** Aim **
Drop every picture and give the entries back exactly.
— start Records for this exercise —
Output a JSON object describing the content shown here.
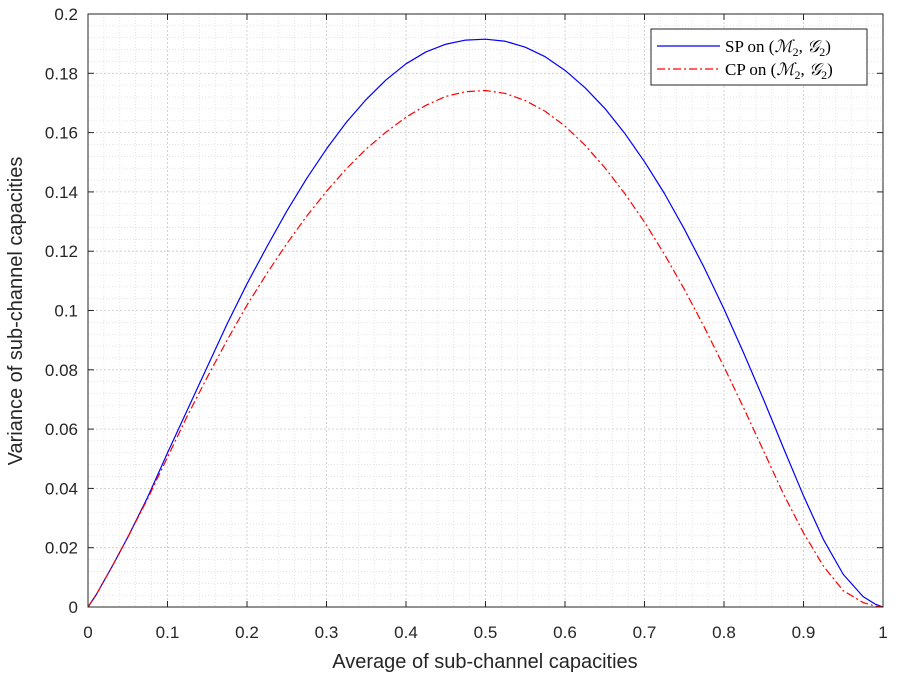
{
  "chart_data": {
    "type": "line",
    "title": "",
    "xlabel": "Average of sub-channel capacities",
    "ylabel": "Variance of sub-channel capacities",
    "xlim": [
      0,
      1
    ],
    "ylim": [
      0,
      0.2
    ],
    "xticks": [
      0,
      0.1,
      0.2,
      0.3,
      0.4,
      0.5,
      0.6,
      0.7,
      0.8,
      0.9,
      1
    ],
    "xtick_labels": [
      "0",
      "0.1",
      "0.2",
      "0.3",
      "0.4",
      "0.5",
      "0.6",
      "0.7",
      "0.8",
      "0.9",
      "1"
    ],
    "yticks": [
      0,
      0.02,
      0.04,
      0.06,
      0.08,
      0.1,
      0.12,
      0.14,
      0.16,
      0.18,
      0.2
    ],
    "ytick_labels": [
      "0",
      "0.02",
      "0.04",
      "0.06",
      "0.08",
      "0.1",
      "0.12",
      "0.14",
      "0.16",
      "0.18",
      "0.2"
    ],
    "grid": true,
    "minor_grid": true,
    "legend_position": "top-right",
    "series": [
      {
        "name": "SP on (M2, G2)",
        "legend_prefix": "SP on",
        "color": "#0000ff",
        "line_style": "solid",
        "x": [
          0,
          0.01,
          0.03,
          0.05,
          0.075,
          0.1,
          0.125,
          0.15,
          0.175,
          0.2,
          0.225,
          0.25,
          0.275,
          0.3,
          0.325,
          0.35,
          0.375,
          0.4,
          0.425,
          0.45,
          0.475,
          0.5,
          0.525,
          0.55,
          0.575,
          0.6,
          0.625,
          0.65,
          0.675,
          0.7,
          0.725,
          0.75,
          0.775,
          0.8,
          0.825,
          0.85,
          0.875,
          0.9,
          0.925,
          0.95,
          0.975,
          0.99,
          1
        ],
        "y": [
          0,
          0.004,
          0.0135,
          0.0235,
          0.037,
          0.052,
          0.0665,
          0.081,
          0.0955,
          0.109,
          0.1215,
          0.1335,
          0.1445,
          0.1545,
          0.1635,
          0.1712,
          0.1778,
          0.1832,
          0.1872,
          0.1898,
          0.1912,
          0.1915,
          0.1908,
          0.1888,
          0.1856,
          0.181,
          0.1752,
          0.1682,
          0.1598,
          0.1502,
          0.1395,
          0.1275,
          0.1145,
          0.1005,
          0.0855,
          0.0698,
          0.0535,
          0.0375,
          0.0228,
          0.011,
          0.0035,
          0.001,
          0
        ]
      },
      {
        "name": "CP on (M2, G2)",
        "legend_prefix": "CP on",
        "color": "#ff0000",
        "line_style": "dashdot",
        "x": [
          0,
          0.01,
          0.03,
          0.05,
          0.075,
          0.1,
          0.125,
          0.15,
          0.175,
          0.2,
          0.225,
          0.25,
          0.275,
          0.3,
          0.325,
          0.35,
          0.375,
          0.4,
          0.425,
          0.45,
          0.475,
          0.5,
          0.525,
          0.55,
          0.575,
          0.6,
          0.625,
          0.65,
          0.675,
          0.7,
          0.725,
          0.75,
          0.775,
          0.8,
          0.825,
          0.85,
          0.875,
          0.9,
          0.925,
          0.95,
          0.975,
          0.99,
          1
        ],
        "y": [
          0,
          0.004,
          0.0135,
          0.0235,
          0.0365,
          0.0505,
          0.0645,
          0.0775,
          0.09,
          0.1018,
          0.1125,
          0.1225,
          0.1318,
          0.1402,
          0.1478,
          0.1545,
          0.1602,
          0.1652,
          0.1692,
          0.1722,
          0.1738,
          0.1742,
          0.1732,
          0.1708,
          0.1672,
          0.1622,
          0.1558,
          0.1482,
          0.1395,
          0.1298,
          0.119,
          0.1072,
          0.0945,
          0.081,
          0.067,
          0.0525,
          0.038,
          0.025,
          0.0138,
          0.0055,
          0.0015,
          0.0003,
          0
        ]
      }
    ]
  }
}
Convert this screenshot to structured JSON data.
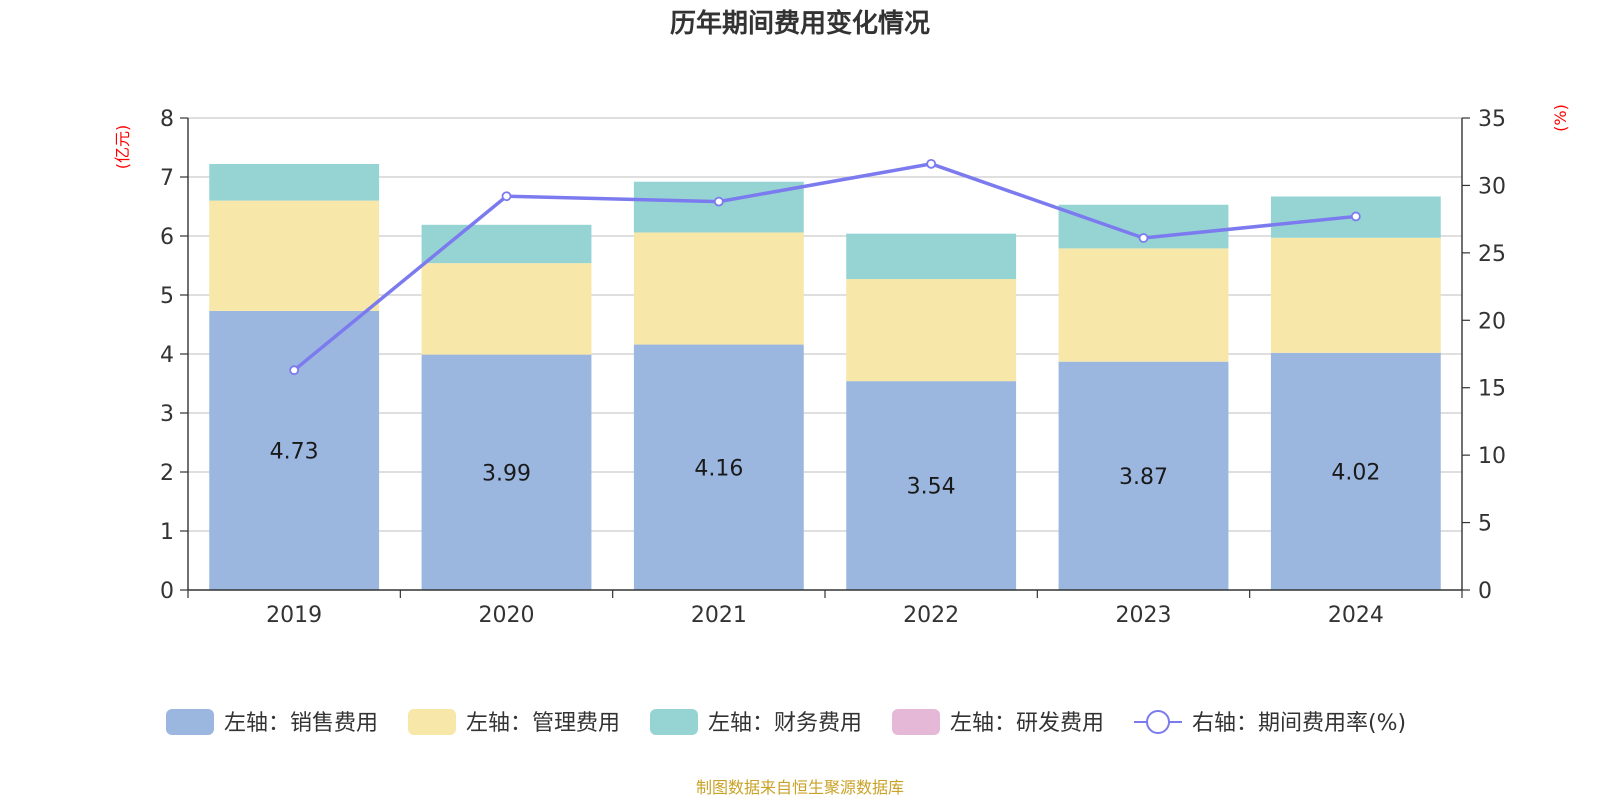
— end Records for this exercise —
** Final result **
Output a JSON object describing the content shown here.
{
  "chart_data": {
    "type": "line",
    "title": "",
    "xlabel": "Average of sub-channel capacities",
    "ylabel": "Variance of sub-channel capacities",
    "xlim": [
      0,
      1
    ],
    "ylim": [
      0,
      0.2
    ],
    "xticks": [
      0,
      0.1,
      0.2,
      0.3,
      0.4,
      0.5,
      0.6,
      0.7,
      0.8,
      0.9,
      1
    ],
    "xtick_labels": [
      "0",
      "0.1",
      "0.2",
      "0.3",
      "0.4",
      "0.5",
      "0.6",
      "0.7",
      "0.8",
      "0.9",
      "1"
    ],
    "yticks": [
      0,
      0.02,
      0.04,
      0.06,
      0.08,
      0.1,
      0.12,
      0.14,
      0.16,
      0.18,
      0.2
    ],
    "ytick_labels": [
      "0",
      "0.02",
      "0.04",
      "0.06",
      "0.08",
      "0.1",
      "0.12",
      "0.14",
      "0.16",
      "0.18",
      "0.2"
    ],
    "grid": true,
    "minor_grid": true,
    "legend_position": "top-right",
    "series": [
      {
        "name": "SP on (M2, G2)",
        "legend_prefix": "SP on",
        "color": "#0000ff",
        "line_style": "solid",
        "x": [
          0,
          0.01,
          0.03,
          0.05,
          0.075,
          0.1,
          0.125,
          0.15,
          0.175,
          0.2,
          0.225,
          0.25,
          0.275,
          0.3,
          0.325,
          0.35,
          0.375,
          0.4,
          0.425,
          0.45,
          0.475,
          0.5,
          0.525,
          0.55,
          0.575,
          0.6,
          0.625,
          0.65,
          0.675,
          0.7,
          0.725,
          0.75,
          0.775,
          0.8,
          0.825,
          0.85,
          0.875,
          0.9,
          0.925,
          0.95,
          0.975,
          0.99,
          1
        ],
        "y": [
          0,
          0.004,
          0.0135,
          0.0235,
          0.037,
          0.052,
          0.0665,
          0.081,
          0.0955,
          0.109,
          0.1215,
          0.1335,
          0.1445,
          0.1545,
          0.1635,
          0.1712,
          0.1778,
          0.1832,
          0.1872,
          0.1898,
          0.1912,
          0.1915,
          0.1908,
          0.1888,
          0.1856,
          0.181,
          0.1752,
          0.1682,
          0.1598,
          0.1502,
          0.1395,
          0.1275,
          0.1145,
          0.1005,
          0.0855,
          0.0698,
          0.0535,
          0.0375,
          0.0228,
          0.011,
          0.0035,
          0.001,
          0
        ]
      },
      {
        "name": "CP on (M2, G2)",
        "legend_prefix": "CP on",
        "color": "#ff0000",
        "line_style": "dashdot",
        "x": [
          0,
          0.01,
          0.03,
          0.05,
          0.075,
          0.1,
          0.125,
          0.15,
          0.175,
          0.2,
          0.225,
          0.25,
          0.275,
          0.3,
          0.325,
          0.35,
          0.375,
          0.4,
          0.425,
          0.45,
          0.475,
          0.5,
          0.525,
          0.55,
          0.575,
          0.6,
          0.625,
          0.65,
          0.675,
          0.7,
          0.725,
          0.75,
          0.775,
          0.8,
          0.825,
          0.85,
          0.875,
          0.9,
          0.925,
          0.95,
          0.975,
          0.99,
          1
        ],
        "y": [
          0,
          0.004,
          0.0135,
          0.0235,
          0.0365,
          0.0505,
          0.0645,
          0.0775,
          0.09,
          0.1018,
          0.1125,
          0.1225,
          0.1318,
          0.1402,
          0.1478,
          0.1545,
          0.1602,
          0.1652,
          0.1692,
          0.1722,
          0.1738,
          0.1742,
          0.1732,
          0.1708,
          0.1672,
          0.1622,
          0.1558,
          0.1482,
          0.1395,
          0.1298,
          0.119,
          0.1072,
          0.0945,
          0.081,
          0.067,
          0.0525,
          0.038,
          0.025,
          0.0138,
          0.0055,
          0.0015,
          0.0003,
          0
        ]
      }
    ]
  }
}
Convert this screenshot to structured JSON data.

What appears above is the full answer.